Below is a listing to transcribe in full and exactly; keep the pictures out.

[Data excerpts]
__________________________________________________
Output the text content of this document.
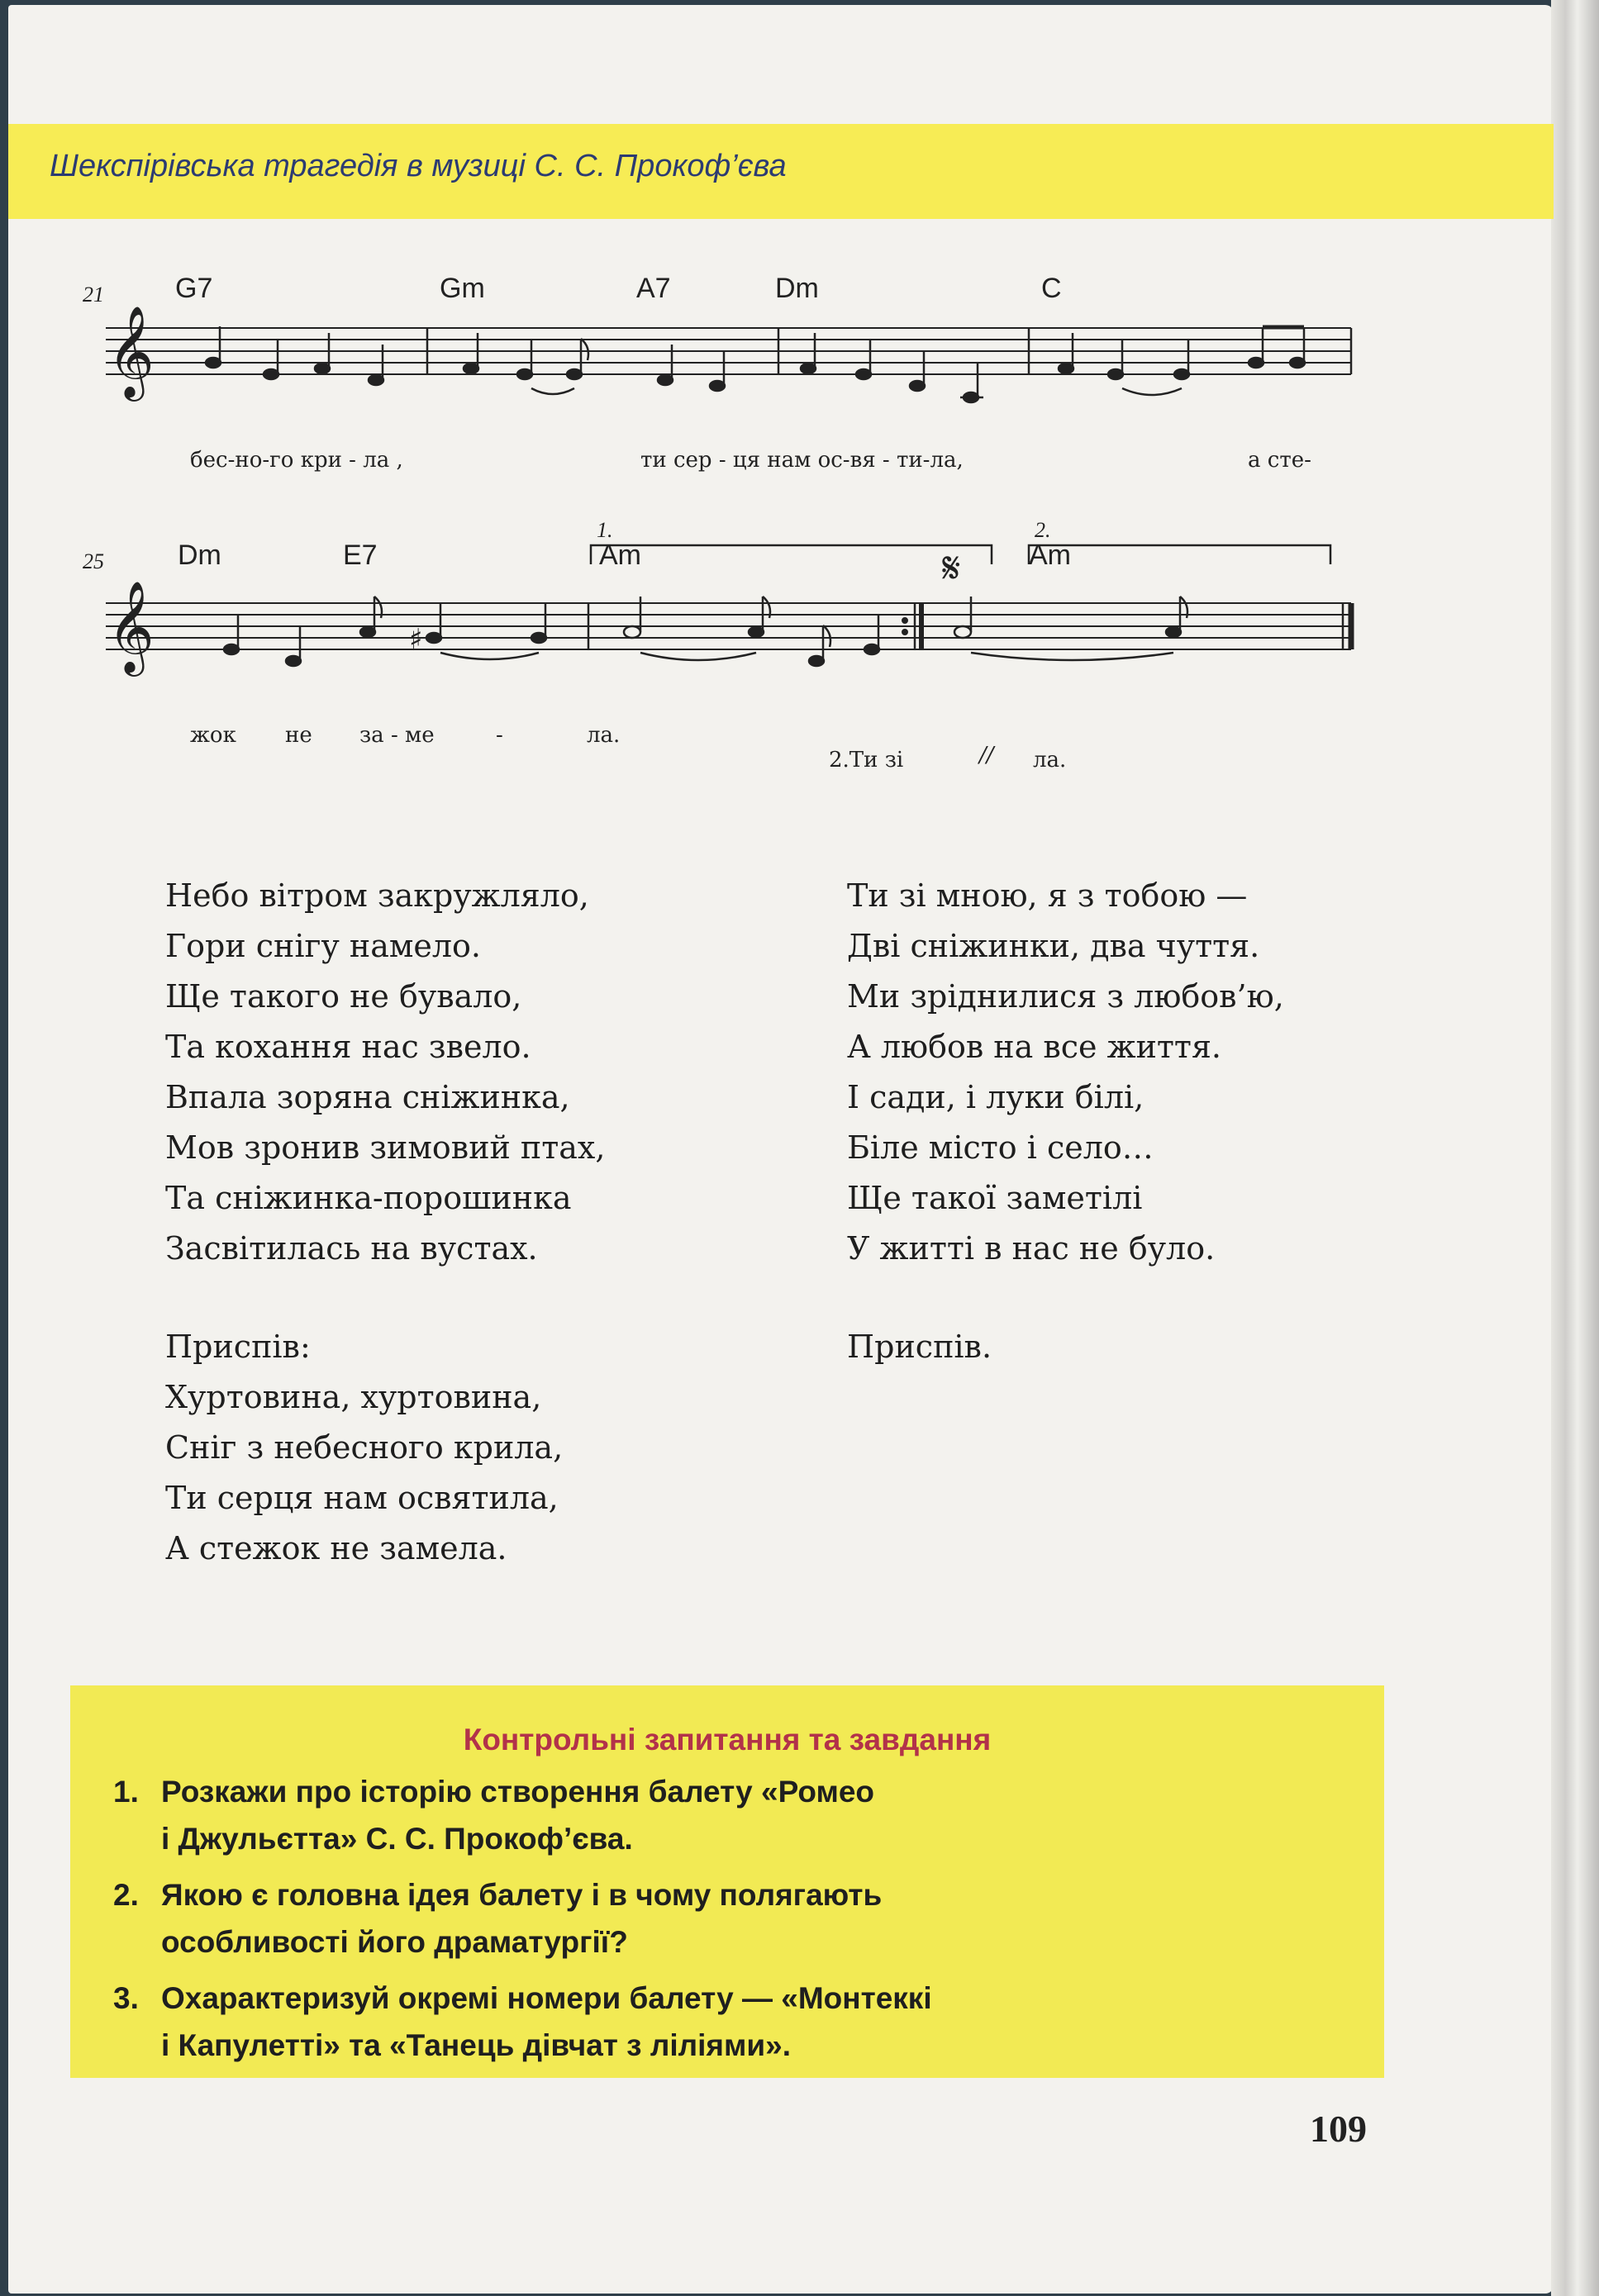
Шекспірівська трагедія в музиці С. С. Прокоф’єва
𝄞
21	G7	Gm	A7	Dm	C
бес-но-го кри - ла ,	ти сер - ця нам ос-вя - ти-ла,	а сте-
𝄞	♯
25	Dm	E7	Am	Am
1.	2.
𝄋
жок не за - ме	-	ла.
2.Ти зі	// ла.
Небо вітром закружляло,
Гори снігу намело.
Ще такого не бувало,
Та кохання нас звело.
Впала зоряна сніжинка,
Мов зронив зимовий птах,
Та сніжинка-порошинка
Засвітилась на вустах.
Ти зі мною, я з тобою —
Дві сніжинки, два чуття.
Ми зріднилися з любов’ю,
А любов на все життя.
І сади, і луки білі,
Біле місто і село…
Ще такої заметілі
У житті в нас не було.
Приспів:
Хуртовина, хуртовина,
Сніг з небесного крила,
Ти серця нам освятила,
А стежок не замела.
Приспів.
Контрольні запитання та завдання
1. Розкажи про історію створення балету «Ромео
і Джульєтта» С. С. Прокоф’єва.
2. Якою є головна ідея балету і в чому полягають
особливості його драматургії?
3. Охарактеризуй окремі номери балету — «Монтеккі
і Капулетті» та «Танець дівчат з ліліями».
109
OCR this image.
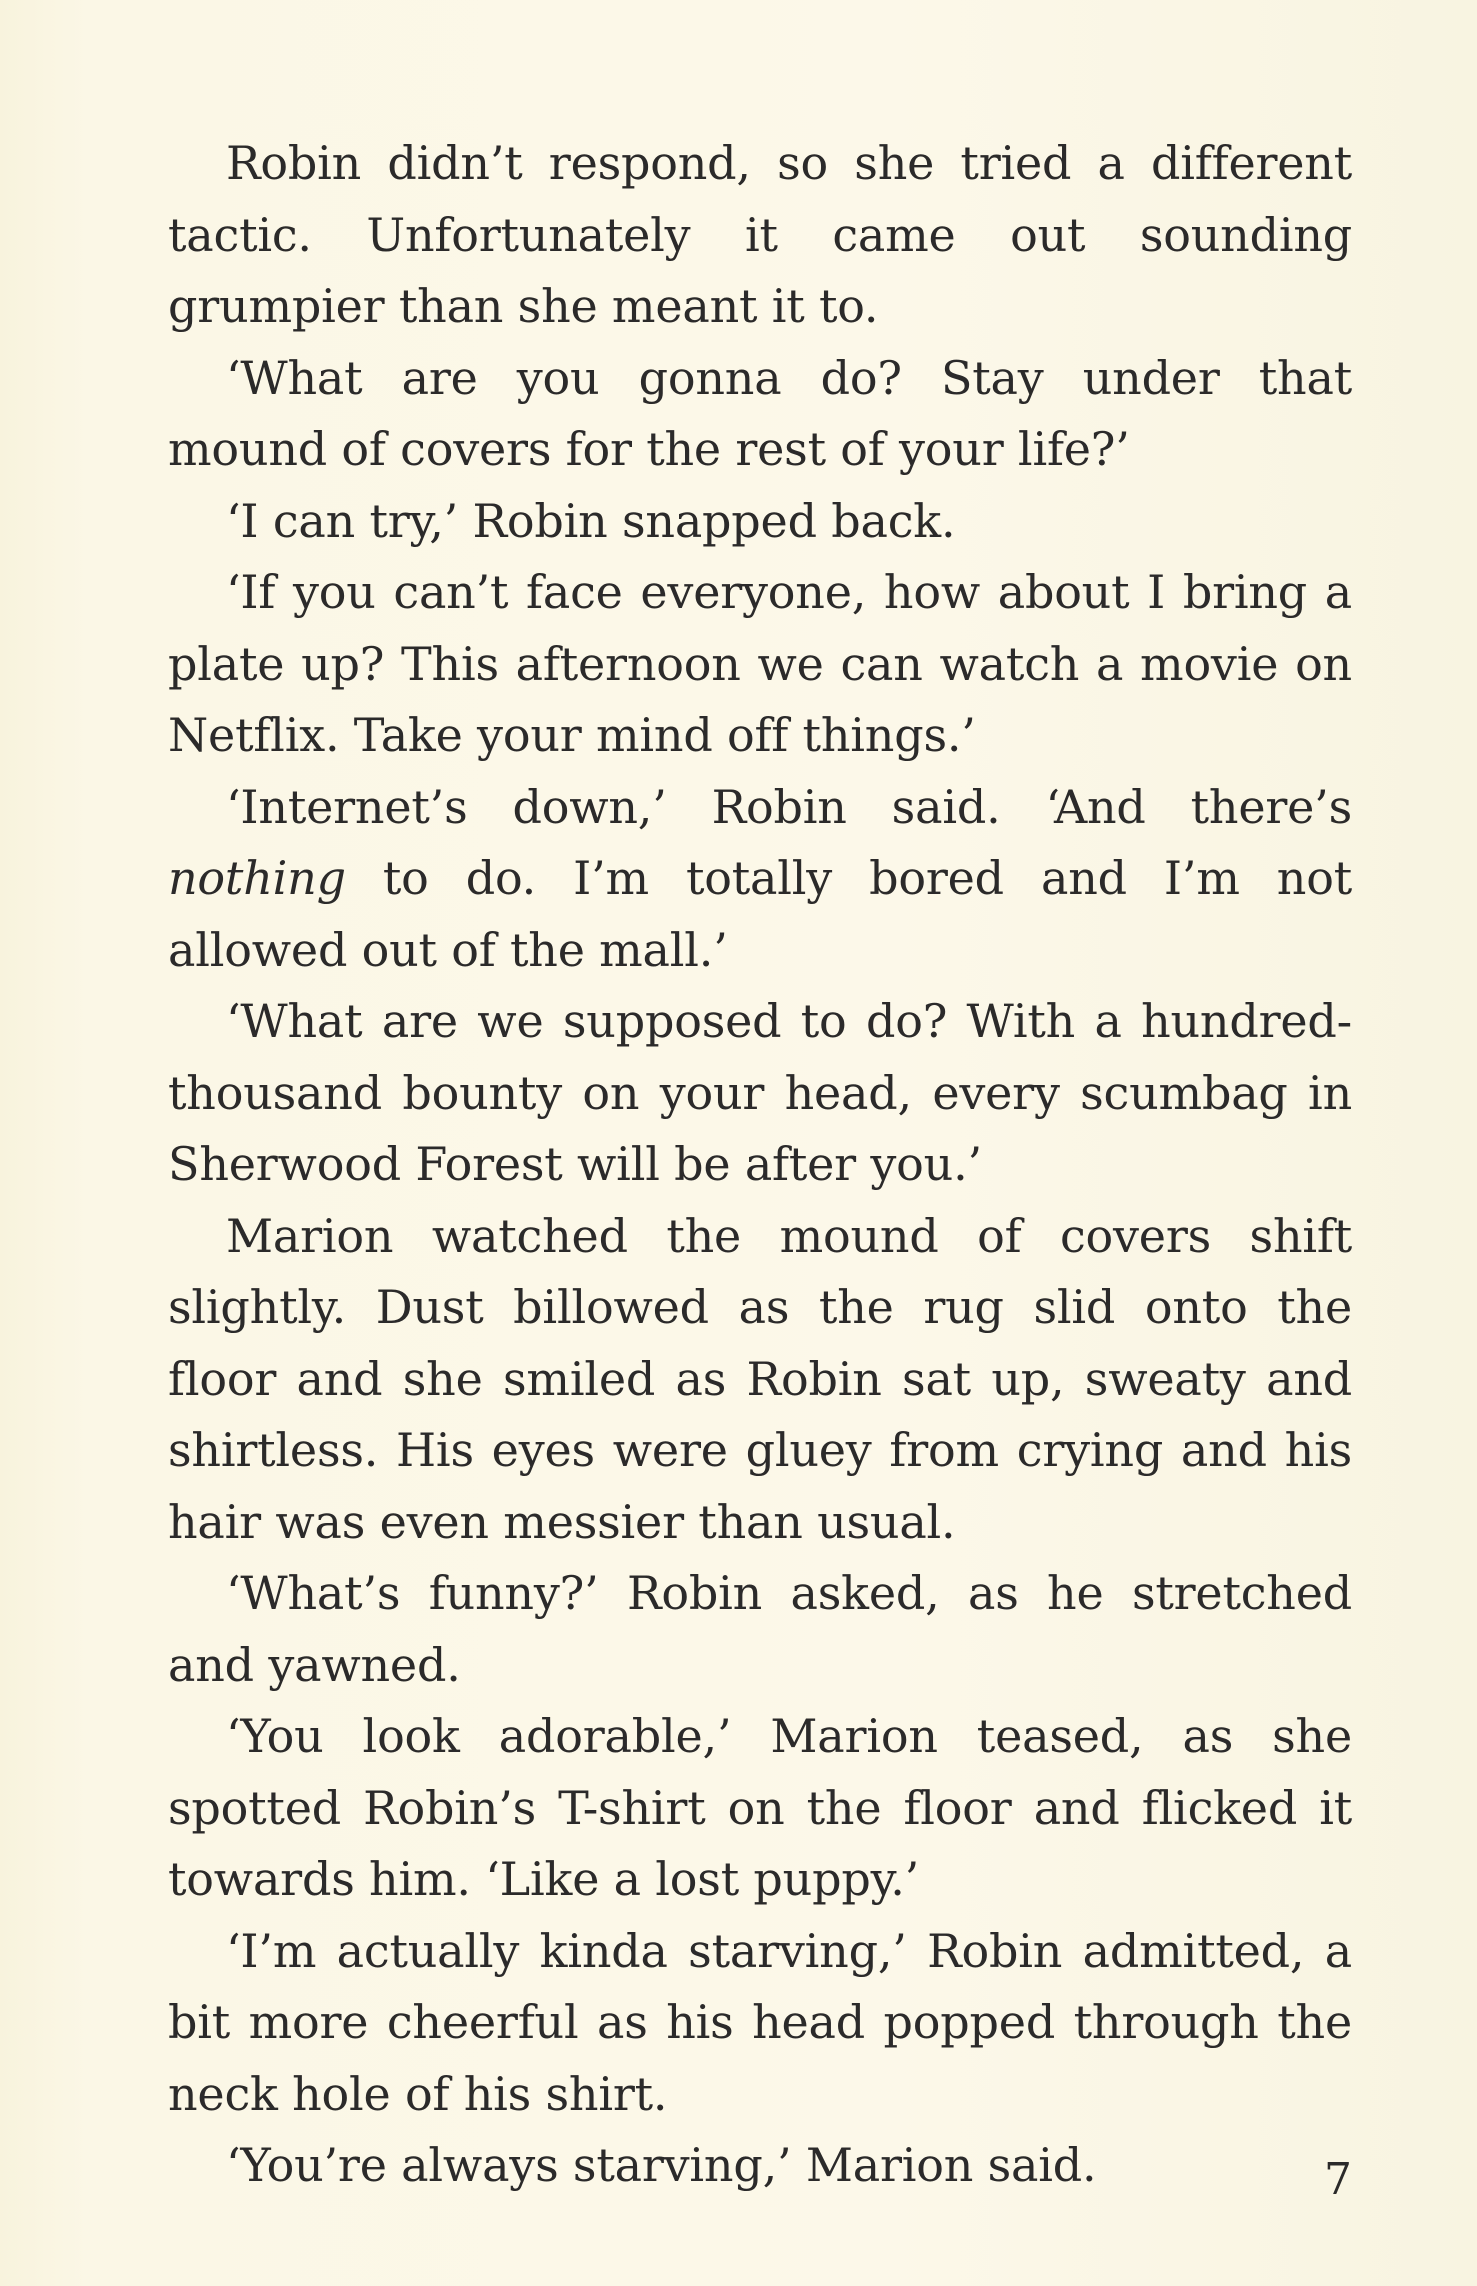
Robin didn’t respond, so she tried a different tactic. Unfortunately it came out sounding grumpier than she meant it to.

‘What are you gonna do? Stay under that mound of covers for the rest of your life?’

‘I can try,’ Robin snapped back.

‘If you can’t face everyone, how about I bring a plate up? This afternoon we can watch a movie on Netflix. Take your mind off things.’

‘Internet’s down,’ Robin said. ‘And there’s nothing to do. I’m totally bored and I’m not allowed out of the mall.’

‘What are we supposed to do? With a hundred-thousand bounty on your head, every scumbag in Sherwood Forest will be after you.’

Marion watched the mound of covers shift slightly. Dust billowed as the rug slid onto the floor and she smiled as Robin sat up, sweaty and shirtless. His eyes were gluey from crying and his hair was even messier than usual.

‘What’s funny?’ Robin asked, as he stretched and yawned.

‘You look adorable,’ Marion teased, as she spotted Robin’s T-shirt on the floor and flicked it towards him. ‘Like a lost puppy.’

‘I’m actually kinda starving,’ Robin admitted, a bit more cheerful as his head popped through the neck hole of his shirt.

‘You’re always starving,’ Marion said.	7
__________________________________________________
▶ **Solution to this exercise**:
Output the text content of this document.
Шекспірівська трагедія в музиці С. С. Прокоф’єва
𝄞
21	G7	Gm	A7	Dm	C
бес-но-го кри - ла ,	ти сер - ця нам ос-вя - ти-ла,	а сте-
𝄞	♯
25	Dm	E7	Am	Am
1.	2.
𝄋
жок не за - ме	-	ла.
2.Ти зі	// ла.
Небо вітром закружляло,
Гори снігу намело.
Ще такого не бувало,
Та кохання нас звело.
Впала зоряна сніжинка,
Мов зронив зимовий птах,
Та сніжинка-порошинка
Засвітилась на вустах.
Ти зі мною, я з тобою —
Дві сніжинки, два чуття.
Ми зріднилися з любов’ю,
А любов на все життя.
І сади, і луки білі,
Біле місто і село…
Ще такої заметілі
У житті в нас не було.
Приспів:
Хуртовина, хуртовина,
Сніг з небесного крила,
Ти серця нам освятила,
А стежок не замела.
Приспів.
Контрольні запитання та завдання
1. Розкажи про історію створення балету «Ромео
і Джульєтта» С. С. Прокоф’єва.
2. Якою є головна ідея балету і в чому полягають
особливості його драматургії?
3. Охарактеризуй окремі номери балету — «Монтеккі
і Капулетті» та «Танець дівчат з ліліями».
109
OCR this image.
Robin didn’t respond, so she tried a different tactic. Unfortunately it came out sounding grumpier than she meant it to.

‘What are you gonna do? Stay under that mound of covers for the rest of your life?’

‘I can try,’ Robin snapped back.

‘If you can’t face everyone, how about I bring a plate up? This afternoon we can watch a movie on Netflix. Take your mind off things.’

‘Internet’s down,’ Robin said. ‘And there’s nothing to do. I’m totally bored and I’m not allowed out of the mall.’

‘What are we supposed to do? With a hundred-thousand bounty on your head, every scumbag in Sherwood Forest will be after you.’

Marion watched the mound of covers shift slightly. Dust billowed as the rug slid onto the floor and she smiled as Robin sat up, sweaty and shirtless. His eyes were gluey from crying and his hair was even messier than usual.

‘What’s funny?’ Robin asked, as he stretched and yawned.

‘You look adorable,’ Marion teased, as she spotted Robin’s T-shirt on the floor and flicked it towards him. ‘Like a lost puppy.’

‘I’m actually kinda starving,’ Robin admitted, a bit more cheerful as his head popped through the neck hole of his shirt.

‘You’re always starving,’ Marion said.	7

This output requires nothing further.